## START Data records

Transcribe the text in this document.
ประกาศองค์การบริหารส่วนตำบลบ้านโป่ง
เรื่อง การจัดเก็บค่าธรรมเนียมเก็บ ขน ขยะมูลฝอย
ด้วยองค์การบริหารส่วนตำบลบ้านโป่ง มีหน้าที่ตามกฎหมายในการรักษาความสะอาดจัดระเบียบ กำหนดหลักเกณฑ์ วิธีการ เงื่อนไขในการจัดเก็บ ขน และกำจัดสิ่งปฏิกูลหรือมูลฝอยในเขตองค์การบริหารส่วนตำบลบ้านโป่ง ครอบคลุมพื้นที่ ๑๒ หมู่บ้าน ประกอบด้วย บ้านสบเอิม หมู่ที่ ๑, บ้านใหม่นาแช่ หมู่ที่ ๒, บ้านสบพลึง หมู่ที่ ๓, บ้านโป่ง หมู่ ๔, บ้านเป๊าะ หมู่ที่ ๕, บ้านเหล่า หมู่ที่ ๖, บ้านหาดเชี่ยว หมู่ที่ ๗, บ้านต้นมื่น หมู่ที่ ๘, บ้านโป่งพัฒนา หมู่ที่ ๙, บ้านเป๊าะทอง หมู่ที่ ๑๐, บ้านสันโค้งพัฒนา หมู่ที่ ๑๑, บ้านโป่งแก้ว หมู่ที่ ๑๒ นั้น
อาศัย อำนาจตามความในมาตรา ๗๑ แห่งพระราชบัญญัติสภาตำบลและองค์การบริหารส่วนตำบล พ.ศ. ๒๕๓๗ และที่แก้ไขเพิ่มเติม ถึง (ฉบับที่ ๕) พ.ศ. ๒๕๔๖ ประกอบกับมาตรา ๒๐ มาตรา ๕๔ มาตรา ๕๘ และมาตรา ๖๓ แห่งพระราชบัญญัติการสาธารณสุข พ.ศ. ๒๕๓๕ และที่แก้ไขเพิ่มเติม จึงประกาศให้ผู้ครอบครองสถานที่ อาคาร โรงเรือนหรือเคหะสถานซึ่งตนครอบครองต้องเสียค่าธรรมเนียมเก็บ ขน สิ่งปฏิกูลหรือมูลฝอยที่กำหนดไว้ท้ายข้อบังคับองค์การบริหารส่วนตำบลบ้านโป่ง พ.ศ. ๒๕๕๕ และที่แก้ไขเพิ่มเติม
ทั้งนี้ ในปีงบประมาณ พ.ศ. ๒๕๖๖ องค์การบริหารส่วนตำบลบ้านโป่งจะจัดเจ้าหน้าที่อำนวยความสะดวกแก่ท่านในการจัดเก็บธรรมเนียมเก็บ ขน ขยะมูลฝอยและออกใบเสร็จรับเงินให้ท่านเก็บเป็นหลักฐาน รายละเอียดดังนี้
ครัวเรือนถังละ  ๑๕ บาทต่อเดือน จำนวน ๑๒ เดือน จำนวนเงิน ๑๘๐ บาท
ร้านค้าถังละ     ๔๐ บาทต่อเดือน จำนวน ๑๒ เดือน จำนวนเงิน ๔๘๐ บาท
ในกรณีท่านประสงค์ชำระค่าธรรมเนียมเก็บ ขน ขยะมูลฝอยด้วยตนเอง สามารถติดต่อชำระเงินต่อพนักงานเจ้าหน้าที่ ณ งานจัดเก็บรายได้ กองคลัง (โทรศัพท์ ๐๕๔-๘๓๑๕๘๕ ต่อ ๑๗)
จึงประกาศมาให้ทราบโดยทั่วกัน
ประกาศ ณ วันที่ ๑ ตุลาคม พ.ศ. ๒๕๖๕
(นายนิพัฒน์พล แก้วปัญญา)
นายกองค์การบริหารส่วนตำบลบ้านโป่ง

## END Data records

## What to do
Say how many lines include the word "จำนวนเง"; reply with the number alone.

## Exercise solution
2